---------- INFORMATION SHOWN

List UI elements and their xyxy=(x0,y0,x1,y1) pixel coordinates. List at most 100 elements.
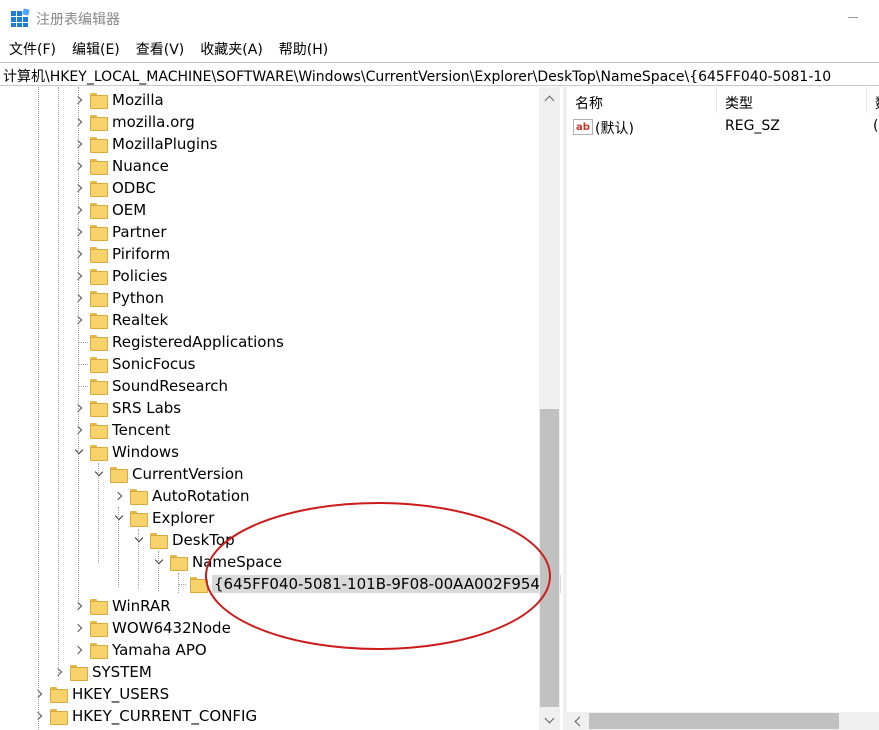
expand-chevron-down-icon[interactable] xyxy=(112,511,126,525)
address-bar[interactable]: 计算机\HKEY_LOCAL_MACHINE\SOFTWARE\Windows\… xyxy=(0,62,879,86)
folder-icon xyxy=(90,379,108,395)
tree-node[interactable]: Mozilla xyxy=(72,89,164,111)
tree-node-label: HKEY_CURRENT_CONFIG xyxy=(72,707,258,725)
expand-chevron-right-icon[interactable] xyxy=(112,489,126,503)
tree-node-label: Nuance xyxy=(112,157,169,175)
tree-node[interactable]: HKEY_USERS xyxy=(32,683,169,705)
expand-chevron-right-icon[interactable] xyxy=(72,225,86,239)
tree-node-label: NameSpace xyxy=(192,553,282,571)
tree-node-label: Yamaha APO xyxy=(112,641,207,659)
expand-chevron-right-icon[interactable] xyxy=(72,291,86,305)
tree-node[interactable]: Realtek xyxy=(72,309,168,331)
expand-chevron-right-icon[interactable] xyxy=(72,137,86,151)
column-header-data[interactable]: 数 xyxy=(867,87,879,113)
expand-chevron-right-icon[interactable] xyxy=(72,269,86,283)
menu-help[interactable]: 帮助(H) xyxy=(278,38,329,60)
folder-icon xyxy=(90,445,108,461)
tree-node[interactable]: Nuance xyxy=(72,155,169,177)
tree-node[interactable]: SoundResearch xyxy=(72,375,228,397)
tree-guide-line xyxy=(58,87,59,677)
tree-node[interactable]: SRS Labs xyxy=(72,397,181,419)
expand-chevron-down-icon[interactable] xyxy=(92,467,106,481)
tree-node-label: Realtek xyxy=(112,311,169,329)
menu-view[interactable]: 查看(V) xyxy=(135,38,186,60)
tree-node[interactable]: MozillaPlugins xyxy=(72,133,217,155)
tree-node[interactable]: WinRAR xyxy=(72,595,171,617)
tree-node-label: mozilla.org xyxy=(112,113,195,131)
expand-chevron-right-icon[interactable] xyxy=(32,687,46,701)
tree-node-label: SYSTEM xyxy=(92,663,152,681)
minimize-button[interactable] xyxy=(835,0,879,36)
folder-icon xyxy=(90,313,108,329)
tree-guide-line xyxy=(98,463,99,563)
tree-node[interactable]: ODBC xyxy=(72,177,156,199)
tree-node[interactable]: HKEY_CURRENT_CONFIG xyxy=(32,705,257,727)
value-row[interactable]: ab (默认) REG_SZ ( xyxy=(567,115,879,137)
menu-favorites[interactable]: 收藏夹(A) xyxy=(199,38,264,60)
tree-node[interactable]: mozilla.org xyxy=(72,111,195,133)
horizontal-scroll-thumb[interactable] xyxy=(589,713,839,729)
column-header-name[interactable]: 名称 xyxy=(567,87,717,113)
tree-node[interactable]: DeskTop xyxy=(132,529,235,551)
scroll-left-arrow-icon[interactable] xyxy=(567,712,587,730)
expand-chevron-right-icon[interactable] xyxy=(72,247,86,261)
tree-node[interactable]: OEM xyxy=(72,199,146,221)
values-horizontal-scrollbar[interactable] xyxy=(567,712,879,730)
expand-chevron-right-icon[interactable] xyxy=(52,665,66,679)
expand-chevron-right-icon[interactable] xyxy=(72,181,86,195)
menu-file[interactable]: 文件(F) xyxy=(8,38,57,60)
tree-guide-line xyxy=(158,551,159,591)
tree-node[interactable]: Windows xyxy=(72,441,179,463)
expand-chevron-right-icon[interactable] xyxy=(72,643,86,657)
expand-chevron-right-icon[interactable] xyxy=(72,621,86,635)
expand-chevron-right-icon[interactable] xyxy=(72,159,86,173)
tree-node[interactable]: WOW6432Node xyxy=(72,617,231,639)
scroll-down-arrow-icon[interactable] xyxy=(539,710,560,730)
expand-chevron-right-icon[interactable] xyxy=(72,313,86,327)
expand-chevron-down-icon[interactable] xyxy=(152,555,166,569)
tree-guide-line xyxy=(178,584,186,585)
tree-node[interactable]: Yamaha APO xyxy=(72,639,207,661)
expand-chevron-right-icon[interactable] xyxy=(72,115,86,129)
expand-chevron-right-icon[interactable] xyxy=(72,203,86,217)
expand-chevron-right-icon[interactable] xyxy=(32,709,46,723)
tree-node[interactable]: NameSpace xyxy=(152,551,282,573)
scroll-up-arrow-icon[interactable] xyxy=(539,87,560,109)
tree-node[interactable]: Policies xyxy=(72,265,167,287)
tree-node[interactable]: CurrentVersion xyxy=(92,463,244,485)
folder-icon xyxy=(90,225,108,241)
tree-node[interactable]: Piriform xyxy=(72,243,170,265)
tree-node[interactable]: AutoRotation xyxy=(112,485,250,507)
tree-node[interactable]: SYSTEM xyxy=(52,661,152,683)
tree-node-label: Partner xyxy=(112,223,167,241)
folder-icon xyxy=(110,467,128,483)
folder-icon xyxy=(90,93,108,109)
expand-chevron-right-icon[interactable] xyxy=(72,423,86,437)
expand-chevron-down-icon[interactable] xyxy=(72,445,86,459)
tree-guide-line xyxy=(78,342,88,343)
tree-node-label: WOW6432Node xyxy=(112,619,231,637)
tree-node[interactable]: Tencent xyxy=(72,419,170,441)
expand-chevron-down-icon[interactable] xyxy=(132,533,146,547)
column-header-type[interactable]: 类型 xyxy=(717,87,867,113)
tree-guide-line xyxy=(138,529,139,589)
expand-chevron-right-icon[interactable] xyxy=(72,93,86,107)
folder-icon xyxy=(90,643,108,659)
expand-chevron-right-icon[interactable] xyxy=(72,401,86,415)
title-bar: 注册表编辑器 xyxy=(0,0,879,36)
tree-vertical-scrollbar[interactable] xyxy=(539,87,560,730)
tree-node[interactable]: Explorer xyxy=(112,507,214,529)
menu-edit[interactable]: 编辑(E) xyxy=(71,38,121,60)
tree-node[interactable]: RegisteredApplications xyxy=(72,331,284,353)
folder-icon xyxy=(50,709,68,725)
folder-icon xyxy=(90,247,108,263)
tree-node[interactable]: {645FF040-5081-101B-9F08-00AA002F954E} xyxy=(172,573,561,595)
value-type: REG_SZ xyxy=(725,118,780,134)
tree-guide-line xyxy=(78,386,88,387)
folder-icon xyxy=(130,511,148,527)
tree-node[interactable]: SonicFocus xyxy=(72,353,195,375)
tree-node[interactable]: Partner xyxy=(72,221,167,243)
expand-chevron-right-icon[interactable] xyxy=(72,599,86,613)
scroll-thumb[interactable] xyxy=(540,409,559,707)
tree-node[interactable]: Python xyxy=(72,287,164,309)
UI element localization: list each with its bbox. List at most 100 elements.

--------------------

TASK BRIEF:
Copy the lines above word for word, but leave out the pictures.

TASK SOLUTION:
List UI elements and their xyxy=(x0,y0,x1,y1) pixel coordinates. List at most 100 elements.
expand-chevron-down-icon[interactable] xyxy=(112,511,126,525)
address-bar[interactable]: 计算机\HKEY_LOCAL_MACHINE\SOFTWARE\Windows\… xyxy=(0,62,879,86)
folder-icon xyxy=(90,379,108,395)
tree-node[interactable]: Mozilla xyxy=(72,89,164,111)
tree-node-label: HKEY_CURRENT_CONFIG xyxy=(72,707,258,725)
expand-chevron-right-icon[interactable] xyxy=(112,489,126,503)
tree-node-label: Nuance xyxy=(112,157,169,175)
tree-node[interactable]: HKEY_USERS xyxy=(32,683,169,705)
expand-chevron-right-icon[interactable] xyxy=(72,225,86,239)
tree-node-label: NameSpace xyxy=(192,553,282,571)
tree-node-label: Yamaha APO xyxy=(112,641,207,659)
expand-chevron-right-icon[interactable] xyxy=(72,291,86,305)
tree-node[interactable]: Realtek xyxy=(72,309,168,331)
expand-chevron-right-icon[interactable] xyxy=(72,137,86,151)
column-header-data[interactable]: 数 xyxy=(867,87,879,113)
expand-chevron-right-icon[interactable] xyxy=(72,269,86,283)
menu-help[interactable]: 帮助(H) xyxy=(278,38,329,60)
folder-icon xyxy=(90,445,108,461)
tree-node[interactable]: Nuance xyxy=(72,155,169,177)
tree-node[interactable]: SoundResearch xyxy=(72,375,228,397)
tree-guide-line xyxy=(58,87,59,677)
tree-node[interactable]: SRS Labs xyxy=(72,397,181,419)
expand-chevron-down-icon[interactable] xyxy=(92,467,106,481)
tree-node-label: Realtek xyxy=(112,311,169,329)
menu-view[interactable]: 查看(V) xyxy=(135,38,186,60)
tree-node[interactable]: MozillaPlugins xyxy=(72,133,217,155)
tree-node[interactable]: WinRAR xyxy=(72,595,171,617)
tree-node-label: mozilla.org xyxy=(112,113,195,131)
expand-chevron-right-icon[interactable] xyxy=(32,687,46,701)
tree-node-label: SYSTEM xyxy=(92,663,152,681)
minimize-button[interactable] xyxy=(835,0,879,36)
folder-icon xyxy=(90,313,108,329)
tree-guide-line xyxy=(98,463,99,563)
tree-node[interactable]: ODBC xyxy=(72,177,156,199)
tree-node[interactable]: HKEY_CURRENT_CONFIG xyxy=(32,705,257,727)
value-row[interactable]: ab (默认) REG_SZ ( xyxy=(567,115,879,137)
menu-favorites[interactable]: 收藏夹(A) xyxy=(199,38,264,60)
tree-node[interactable]: mozilla.org xyxy=(72,111,195,133)
horizontal-scroll-thumb[interactable] xyxy=(589,713,839,729)
column-header-name[interactable]: 名称 xyxy=(567,87,717,113)
tree-node[interactable]: DeskTop xyxy=(132,529,235,551)
scroll-left-arrow-icon[interactable] xyxy=(567,712,587,730)
expand-chevron-right-icon[interactable] xyxy=(72,247,86,261)
tree-node[interactable]: OEM xyxy=(72,199,146,221)
values-horizontal-scrollbar[interactable] xyxy=(567,712,879,730)
expand-chevron-right-icon[interactable] xyxy=(52,665,66,679)
expand-chevron-right-icon[interactable] xyxy=(72,181,86,195)
menu-file[interactable]: 文件(F) xyxy=(8,38,57,60)
tree-guide-line xyxy=(158,551,159,591)
tree-node[interactable]: Windows xyxy=(72,441,179,463)
expand-chevron-right-icon[interactable] xyxy=(72,643,86,657)
expand-chevron-right-icon[interactable] xyxy=(72,621,86,635)
expand-chevron-right-icon[interactable] xyxy=(72,159,86,173)
tree-node[interactable]: WOW6432Node xyxy=(72,617,231,639)
scroll-down-arrow-icon[interactable] xyxy=(539,710,560,730)
expand-chevron-right-icon[interactable] xyxy=(72,313,86,327)
expand-chevron-down-icon[interactable] xyxy=(152,555,166,569)
tree-guide-line xyxy=(178,584,186,585)
tree-node[interactable]: Yamaha APO xyxy=(72,639,207,661)
expand-chevron-right-icon[interactable] xyxy=(72,115,86,129)
expand-chevron-right-icon[interactable] xyxy=(72,203,86,217)
expand-chevron-right-icon[interactable] xyxy=(32,709,46,723)
tree-node[interactable]: NameSpace xyxy=(152,551,282,573)
scroll-up-arrow-icon[interactable] xyxy=(539,87,560,109)
tree-node[interactable]: Policies xyxy=(72,265,167,287)
tree-node[interactable]: CurrentVersion xyxy=(92,463,244,485)
folder-icon xyxy=(90,225,108,241)
tree-node[interactable]: Piriform xyxy=(72,243,170,265)
tree-node[interactable]: AutoRotation xyxy=(112,485,250,507)
tree-node[interactable]: SYSTEM xyxy=(52,661,152,683)
tree-node-label: Partner xyxy=(112,223,167,241)
folder-icon xyxy=(110,467,128,483)
folder-icon xyxy=(90,93,108,109)
expand-chevron-right-icon[interactable] xyxy=(72,423,86,437)
expand-chevron-down-icon[interactable] xyxy=(72,445,86,459)
tree-guide-line xyxy=(78,342,88,343)
tree-node-label: WOW6432Node xyxy=(112,619,231,637)
tree-node[interactable]: Tencent xyxy=(72,419,170,441)
expand-chevron-down-icon[interactable] xyxy=(132,533,146,547)
column-header-type[interactable]: 类型 xyxy=(717,87,867,113)
tree-guide-line xyxy=(138,529,139,589)
expand-chevron-right-icon[interactable] xyxy=(72,93,86,107)
folder-icon xyxy=(90,643,108,659)
expand-chevron-right-icon[interactable] xyxy=(72,401,86,415)
title-bar: 注册表编辑器 xyxy=(0,0,879,36)
tree-vertical-scrollbar[interactable] xyxy=(539,87,560,730)
tree-node[interactable]: Explorer xyxy=(112,507,214,529)
menu-edit[interactable]: 编辑(E) xyxy=(71,38,121,60)
tree-node[interactable]: RegisteredApplications xyxy=(72,331,284,353)
folder-icon xyxy=(50,709,68,725)
folder-icon xyxy=(90,247,108,263)
tree-node[interactable]: {645FF040-5081-101B-9F08-00AA002F954E} xyxy=(172,573,561,595)
value-type: REG_SZ xyxy=(725,118,780,134)
tree-guide-line xyxy=(78,386,88,387)
folder-icon xyxy=(130,511,148,527)
tree-node[interactable]: SonicFocus xyxy=(72,353,195,375)
tree-node[interactable]: Partner xyxy=(72,221,167,243)
expand-chevron-right-icon[interactable] xyxy=(72,599,86,613)
scroll-thumb[interactable] xyxy=(540,409,559,707)
tree-node[interactable]: Python xyxy=(72,287,164,309)
UI element localization: list each with its bbox. List at most 100 elements.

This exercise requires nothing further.